(Records that describe figures)
____________
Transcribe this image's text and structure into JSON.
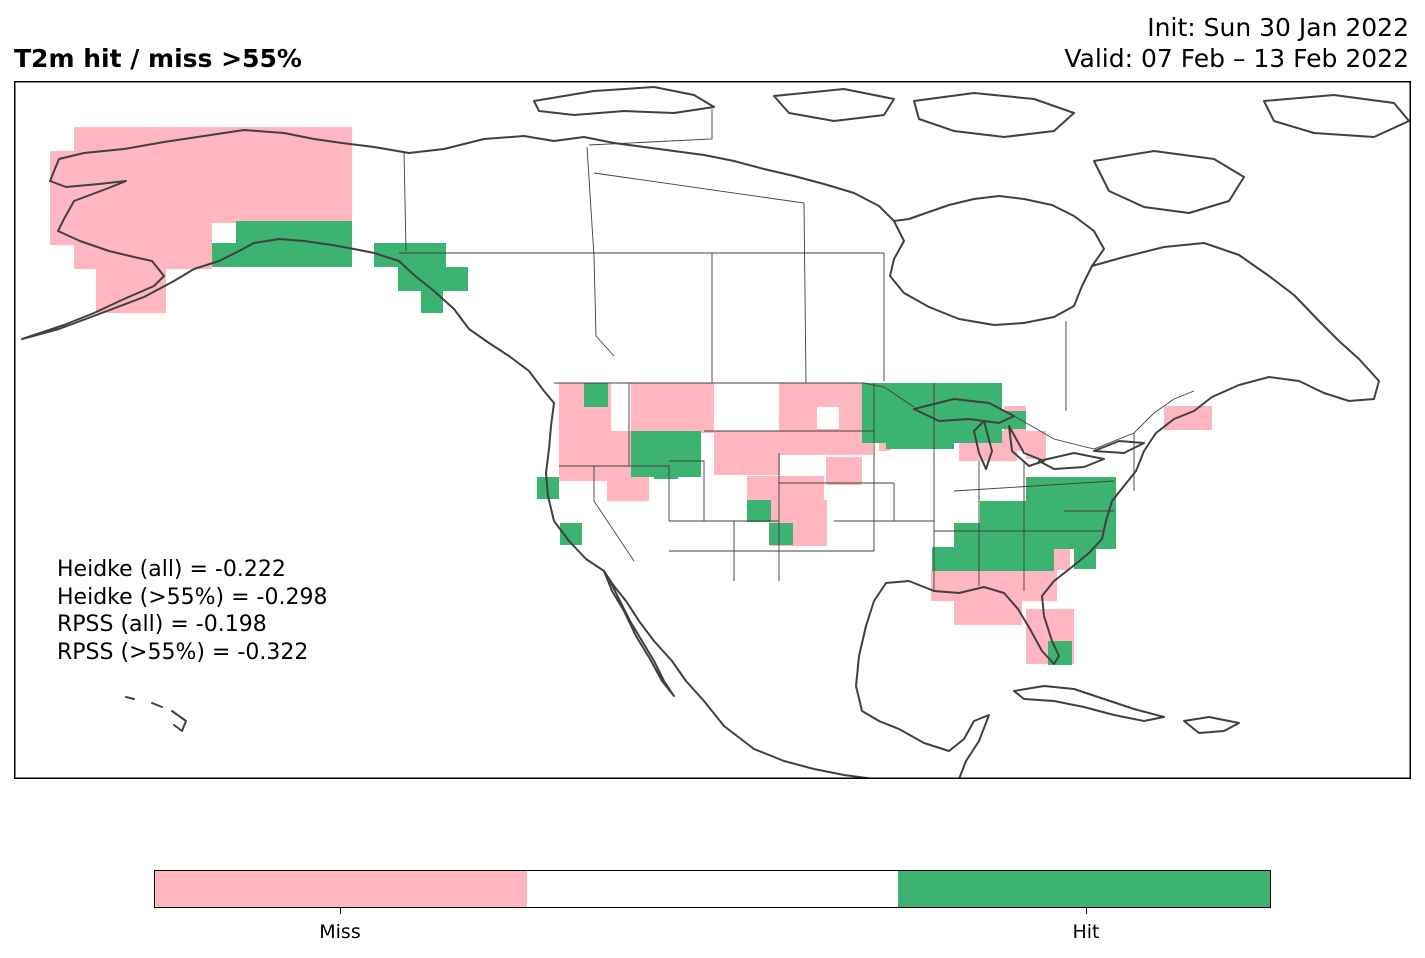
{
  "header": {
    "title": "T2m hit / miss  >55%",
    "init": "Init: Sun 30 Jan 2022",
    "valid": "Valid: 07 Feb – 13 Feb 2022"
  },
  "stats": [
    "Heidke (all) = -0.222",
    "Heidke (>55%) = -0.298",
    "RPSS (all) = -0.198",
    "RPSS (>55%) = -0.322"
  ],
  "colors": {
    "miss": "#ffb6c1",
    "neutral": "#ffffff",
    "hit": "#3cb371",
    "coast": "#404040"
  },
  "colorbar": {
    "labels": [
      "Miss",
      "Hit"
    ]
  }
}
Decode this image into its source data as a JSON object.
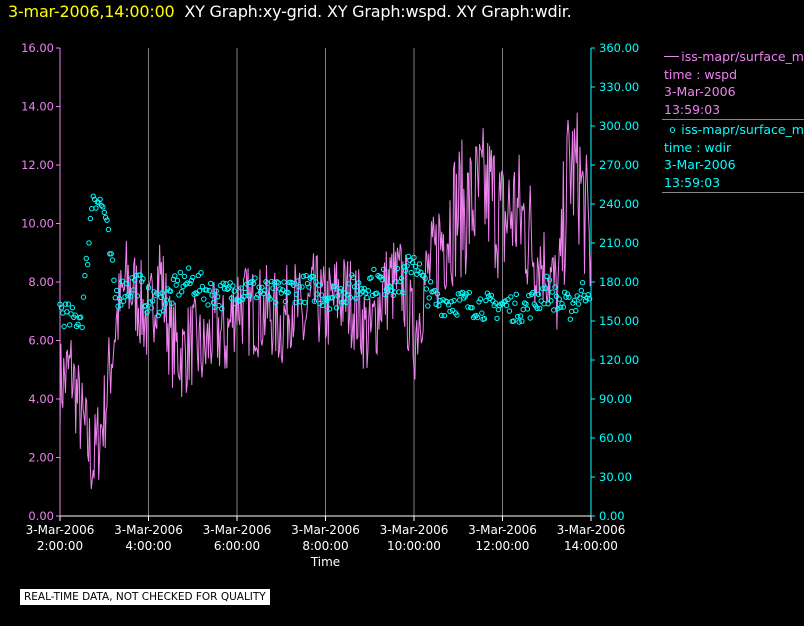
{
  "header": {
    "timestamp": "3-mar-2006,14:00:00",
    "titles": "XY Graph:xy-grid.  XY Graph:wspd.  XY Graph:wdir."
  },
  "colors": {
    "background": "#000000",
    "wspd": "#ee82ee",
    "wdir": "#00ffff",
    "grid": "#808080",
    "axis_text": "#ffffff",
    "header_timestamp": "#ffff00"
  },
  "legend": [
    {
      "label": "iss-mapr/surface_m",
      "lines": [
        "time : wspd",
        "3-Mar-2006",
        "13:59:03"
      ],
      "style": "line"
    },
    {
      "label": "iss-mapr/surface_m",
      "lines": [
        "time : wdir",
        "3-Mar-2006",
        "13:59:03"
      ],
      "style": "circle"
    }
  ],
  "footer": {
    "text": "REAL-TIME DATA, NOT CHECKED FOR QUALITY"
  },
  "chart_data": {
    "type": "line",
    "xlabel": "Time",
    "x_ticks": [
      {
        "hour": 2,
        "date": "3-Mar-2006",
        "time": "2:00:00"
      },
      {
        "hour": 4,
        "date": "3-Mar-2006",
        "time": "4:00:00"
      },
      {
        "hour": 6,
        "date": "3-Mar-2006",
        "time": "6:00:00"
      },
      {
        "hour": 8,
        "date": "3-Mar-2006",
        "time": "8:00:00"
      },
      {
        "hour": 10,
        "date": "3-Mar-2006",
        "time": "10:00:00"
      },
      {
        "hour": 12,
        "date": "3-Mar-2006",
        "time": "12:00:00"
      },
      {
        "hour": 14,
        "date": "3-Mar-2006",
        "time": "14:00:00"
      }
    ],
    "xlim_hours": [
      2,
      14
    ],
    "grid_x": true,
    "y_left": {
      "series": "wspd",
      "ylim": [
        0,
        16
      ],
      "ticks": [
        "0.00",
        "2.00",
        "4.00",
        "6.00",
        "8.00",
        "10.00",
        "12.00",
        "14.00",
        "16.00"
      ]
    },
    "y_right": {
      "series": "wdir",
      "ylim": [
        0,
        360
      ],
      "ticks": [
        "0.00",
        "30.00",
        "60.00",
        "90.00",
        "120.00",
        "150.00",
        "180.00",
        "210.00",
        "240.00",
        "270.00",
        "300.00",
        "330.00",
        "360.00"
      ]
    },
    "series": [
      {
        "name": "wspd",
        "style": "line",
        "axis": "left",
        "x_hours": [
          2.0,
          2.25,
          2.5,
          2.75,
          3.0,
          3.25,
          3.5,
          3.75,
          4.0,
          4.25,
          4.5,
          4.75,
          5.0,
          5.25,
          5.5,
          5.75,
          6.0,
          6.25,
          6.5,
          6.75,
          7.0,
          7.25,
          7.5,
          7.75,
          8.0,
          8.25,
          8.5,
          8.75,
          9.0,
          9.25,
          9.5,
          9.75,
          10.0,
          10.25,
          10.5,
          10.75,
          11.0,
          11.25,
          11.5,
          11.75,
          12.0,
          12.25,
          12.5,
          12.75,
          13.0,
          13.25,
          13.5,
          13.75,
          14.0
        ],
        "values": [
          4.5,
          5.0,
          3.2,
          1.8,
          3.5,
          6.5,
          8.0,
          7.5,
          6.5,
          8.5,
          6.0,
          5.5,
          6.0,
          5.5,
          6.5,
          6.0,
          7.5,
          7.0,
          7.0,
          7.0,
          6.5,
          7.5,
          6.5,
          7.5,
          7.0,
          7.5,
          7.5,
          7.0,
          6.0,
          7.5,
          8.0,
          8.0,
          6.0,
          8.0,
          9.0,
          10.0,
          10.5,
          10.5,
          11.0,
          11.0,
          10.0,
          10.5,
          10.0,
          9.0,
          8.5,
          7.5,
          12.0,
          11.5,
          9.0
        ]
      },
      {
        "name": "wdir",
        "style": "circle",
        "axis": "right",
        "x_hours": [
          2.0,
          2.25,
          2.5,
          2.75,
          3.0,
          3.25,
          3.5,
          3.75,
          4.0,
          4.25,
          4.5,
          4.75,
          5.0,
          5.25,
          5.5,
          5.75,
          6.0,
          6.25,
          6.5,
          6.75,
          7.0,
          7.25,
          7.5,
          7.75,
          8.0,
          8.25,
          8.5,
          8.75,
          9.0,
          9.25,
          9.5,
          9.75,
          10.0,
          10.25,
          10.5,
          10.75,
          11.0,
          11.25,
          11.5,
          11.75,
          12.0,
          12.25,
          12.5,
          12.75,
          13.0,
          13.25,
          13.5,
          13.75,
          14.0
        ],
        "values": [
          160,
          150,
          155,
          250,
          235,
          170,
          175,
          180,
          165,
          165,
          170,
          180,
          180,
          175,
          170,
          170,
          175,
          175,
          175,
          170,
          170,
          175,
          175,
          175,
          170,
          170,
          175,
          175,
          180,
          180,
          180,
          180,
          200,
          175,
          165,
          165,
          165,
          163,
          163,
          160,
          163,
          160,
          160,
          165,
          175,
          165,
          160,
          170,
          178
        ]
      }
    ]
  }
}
____________
:: Given request ::
Read the lines above. Gather those in which the string "style" is found.

:: Answer to this exercise ::
      "style": "line"
      "style": "circle"
        "style": "line",
        "style": "circle",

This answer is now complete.